Brief » Would you copy out the whole listing exactly as given?

§

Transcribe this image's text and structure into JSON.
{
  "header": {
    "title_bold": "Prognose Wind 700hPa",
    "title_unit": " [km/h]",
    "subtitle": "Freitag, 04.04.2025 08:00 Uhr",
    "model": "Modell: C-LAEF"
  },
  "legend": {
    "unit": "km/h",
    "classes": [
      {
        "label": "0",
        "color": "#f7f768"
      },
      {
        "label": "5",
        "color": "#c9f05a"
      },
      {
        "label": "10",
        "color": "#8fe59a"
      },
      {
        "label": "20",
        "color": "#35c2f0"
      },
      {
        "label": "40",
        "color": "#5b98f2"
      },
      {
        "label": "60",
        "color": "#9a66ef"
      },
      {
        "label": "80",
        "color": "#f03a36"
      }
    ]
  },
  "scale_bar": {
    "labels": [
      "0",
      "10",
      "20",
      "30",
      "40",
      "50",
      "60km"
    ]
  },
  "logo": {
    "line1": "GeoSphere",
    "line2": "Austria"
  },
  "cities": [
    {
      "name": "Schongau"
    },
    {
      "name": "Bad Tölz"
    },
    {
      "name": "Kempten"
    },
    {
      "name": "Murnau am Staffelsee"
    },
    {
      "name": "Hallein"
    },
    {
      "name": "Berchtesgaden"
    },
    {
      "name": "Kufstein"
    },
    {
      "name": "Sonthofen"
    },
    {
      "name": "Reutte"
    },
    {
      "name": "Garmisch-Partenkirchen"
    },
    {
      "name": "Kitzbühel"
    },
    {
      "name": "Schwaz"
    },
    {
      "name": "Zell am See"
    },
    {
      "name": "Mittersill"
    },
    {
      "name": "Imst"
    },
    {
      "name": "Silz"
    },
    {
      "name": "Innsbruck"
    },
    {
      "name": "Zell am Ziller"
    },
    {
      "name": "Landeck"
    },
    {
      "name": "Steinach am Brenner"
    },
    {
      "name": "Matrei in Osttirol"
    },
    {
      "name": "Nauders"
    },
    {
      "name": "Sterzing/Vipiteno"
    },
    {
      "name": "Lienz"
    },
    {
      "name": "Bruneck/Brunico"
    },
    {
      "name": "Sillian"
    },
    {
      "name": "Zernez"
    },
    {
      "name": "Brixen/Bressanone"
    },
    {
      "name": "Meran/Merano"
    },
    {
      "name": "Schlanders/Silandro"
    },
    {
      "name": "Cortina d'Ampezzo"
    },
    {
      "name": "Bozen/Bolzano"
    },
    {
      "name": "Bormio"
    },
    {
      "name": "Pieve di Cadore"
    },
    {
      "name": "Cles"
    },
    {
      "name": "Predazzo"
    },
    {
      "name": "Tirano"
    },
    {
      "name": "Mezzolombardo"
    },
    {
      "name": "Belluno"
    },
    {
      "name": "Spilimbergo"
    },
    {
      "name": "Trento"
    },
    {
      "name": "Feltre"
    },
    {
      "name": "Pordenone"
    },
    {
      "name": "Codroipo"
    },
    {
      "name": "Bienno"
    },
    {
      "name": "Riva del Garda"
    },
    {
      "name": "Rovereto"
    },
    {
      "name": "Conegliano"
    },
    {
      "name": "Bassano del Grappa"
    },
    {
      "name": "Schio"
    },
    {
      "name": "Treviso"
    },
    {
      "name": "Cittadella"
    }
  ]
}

§

Response to the exercise »
Transcribe this image's text and structure into JSON.
{
  "header": {
    "title_bold": "Prognose Wind 700hPa",
    "title_unit": " [km/h]",
    "subtitle": "Freitag, 04.04.2025 08:00 Uhr",
    "model": "Modell: C-LAEF"
  },
  "legend": {
    "unit": "km/h",
    "classes": [
      {
        "label": "0",
        "color": "#f7f768"
      },
      {
        "label": "5",
        "color": "#c9f05a"
      },
      {
        "label": "10",
        "color": "#8fe59a"
      },
      {
        "label": "20",
        "color": "#35c2f0"
      },
      {
        "label": "40",
        "color": "#5b98f2"
      },
      {
        "label": "60",
        "color": "#9a66ef"
      },
      {
        "label": "80",
        "color": "#f03a36"
      }
    ]
  },
  "scale_bar": {
    "labels": [
      "0",
      "10",
      "20",
      "30",
      "40",
      "50",
      "60km"
    ]
  },
  "logo": {
    "line1": "GeoSphere",
    "line2": "Austria"
  },
  "cities": [
    {
      "name": "Schongau"
    },
    {
      "name": "Bad Tölz"
    },
    {
      "name": "Kempten"
    },
    {
      "name": "Murnau am Staffelsee"
    },
    {
      "name": "Hallein"
    },
    {
      "name": "Berchtesgaden"
    },
    {
      "name": "Kufstein"
    },
    {
      "name": "Sonthofen"
    },
    {
      "name": "Reutte"
    },
    {
      "name": "Garmisch-Partenkirchen"
    },
    {
      "name": "Kitzbühel"
    },
    {
      "name": "Schwaz"
    },
    {
      "name": "Zell am See"
    },
    {
      "name": "Mittersill"
    },
    {
      "name": "Imst"
    },
    {
      "name": "Silz"
    },
    {
      "name": "Innsbruck"
    },
    {
      "name": "Zell am Ziller"
    },
    {
      "name": "Landeck"
    },
    {
      "name": "Steinach am Brenner"
    },
    {
      "name": "Matrei in Osttirol"
    },
    {
      "name": "Nauders"
    },
    {
      "name": "Sterzing/Vipiteno"
    },
    {
      "name": "Lienz"
    },
    {
      "name": "Bruneck/Brunico"
    },
    {
      "name": "Sillian"
    },
    {
      "name": "Zernez"
    },
    {
      "name": "Brixen/Bressanone"
    },
    {
      "name": "Meran/Merano"
    },
    {
      "name": "Schlanders/Silandro"
    },
    {
      "name": "Cortina d'Ampezzo"
    },
    {
      "name": "Bozen/Bolzano"
    },
    {
      "name": "Bormio"
    },
    {
      "name": "Pieve di Cadore"
    },
    {
      "name": "Cles"
    },
    {
      "name": "Predazzo"
    },
    {
      "name": "Tirano"
    },
    {
      "name": "Mezzolombardo"
    },
    {
      "name": "Belluno"
    },
    {
      "name": "Spilimbergo"
    },
    {
      "name": "Trento"
    },
    {
      "name": "Feltre"
    },
    {
      "name": "Pordenone"
    },
    {
      "name": "Codroipo"
    },
    {
      "name": "Bienno"
    },
    {
      "name": "Riva del Garda"
    },
    {
      "name": "Rovereto"
    },
    {
      "name": "Conegliano"
    },
    {
      "name": "Bassano del Grappa"
    },
    {
      "name": "Schio"
    },
    {
      "name": "Treviso"
    },
    {
      "name": "Cittadella"
    }
  ]
}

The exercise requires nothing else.